Without including the pictures, copy out every line below.

Given records:
▬▬▬▬▬▬▬▬▬▬

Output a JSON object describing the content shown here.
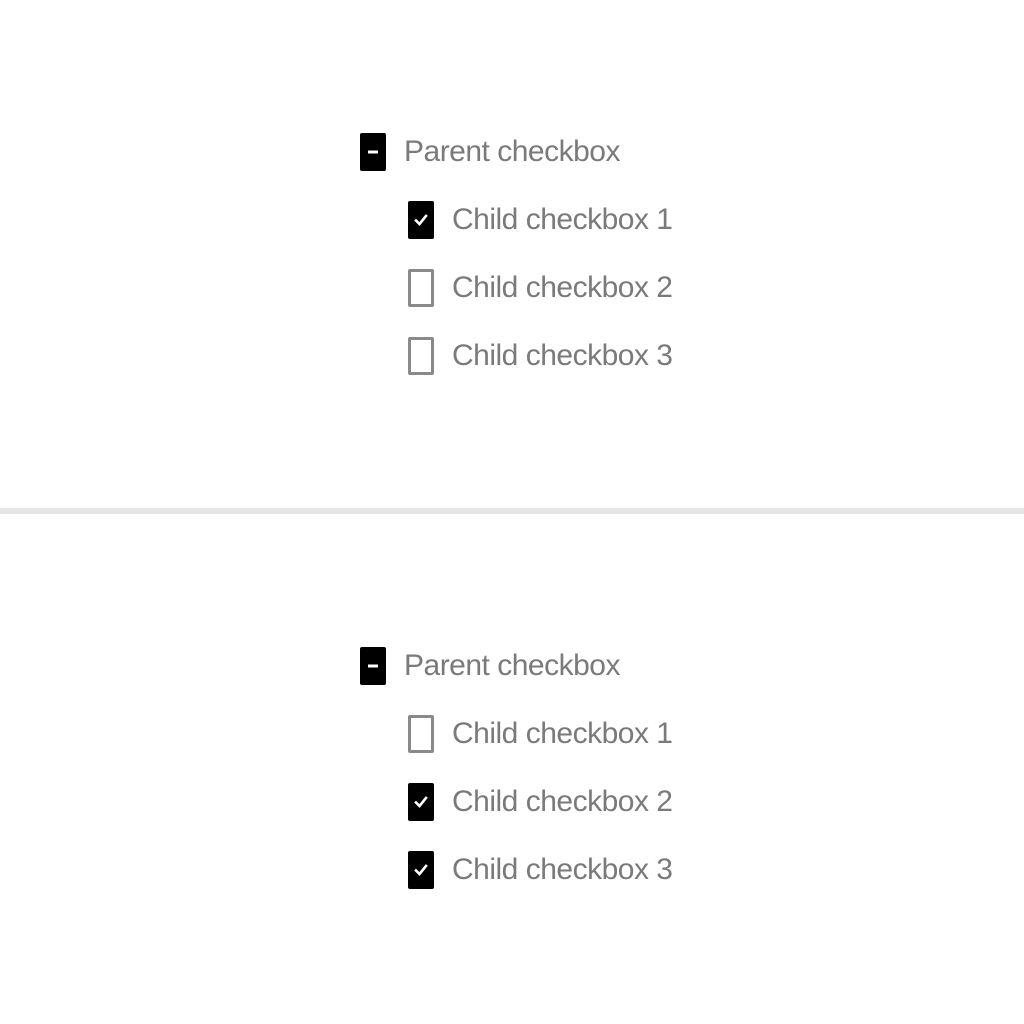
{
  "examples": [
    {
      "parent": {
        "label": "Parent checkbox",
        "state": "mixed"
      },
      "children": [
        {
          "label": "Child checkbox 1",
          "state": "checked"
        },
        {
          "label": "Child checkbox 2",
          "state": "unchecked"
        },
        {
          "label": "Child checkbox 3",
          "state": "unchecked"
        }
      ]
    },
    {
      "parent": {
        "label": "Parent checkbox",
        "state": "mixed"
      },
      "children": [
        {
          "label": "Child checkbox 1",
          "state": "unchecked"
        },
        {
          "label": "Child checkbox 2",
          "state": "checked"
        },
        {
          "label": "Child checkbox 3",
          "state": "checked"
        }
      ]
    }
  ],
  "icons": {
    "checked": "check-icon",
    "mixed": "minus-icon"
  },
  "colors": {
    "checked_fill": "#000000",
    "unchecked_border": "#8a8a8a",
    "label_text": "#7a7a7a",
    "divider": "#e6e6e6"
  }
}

▬▬▬▬▬▬▬▬▬▬

Exercise answer:
Output a JSON object describing the content shown here.
{
  "examples": [
    {
      "parent": {
        "label": "Parent checkbox",
        "state": "mixed"
      },
      "children": [
        {
          "label": "Child checkbox 1",
          "state": "checked"
        },
        {
          "label": "Child checkbox 2",
          "state": "unchecked"
        },
        {
          "label": "Child checkbox 3",
          "state": "unchecked"
        }
      ]
    },
    {
      "parent": {
        "label": "Parent checkbox",
        "state": "mixed"
      },
      "children": [
        {
          "label": "Child checkbox 1",
          "state": "unchecked"
        },
        {
          "label": "Child checkbox 2",
          "state": "checked"
        },
        {
          "label": "Child checkbox 3",
          "state": "checked"
        }
      ]
    }
  ],
  "icons": {
    "checked": "check-icon",
    "mixed": "minus-icon"
  },
  "colors": {
    "checked_fill": "#000000",
    "unchecked_border": "#8a8a8a",
    "label_text": "#7a7a7a",
    "divider": "#e6e6e6"
  }
}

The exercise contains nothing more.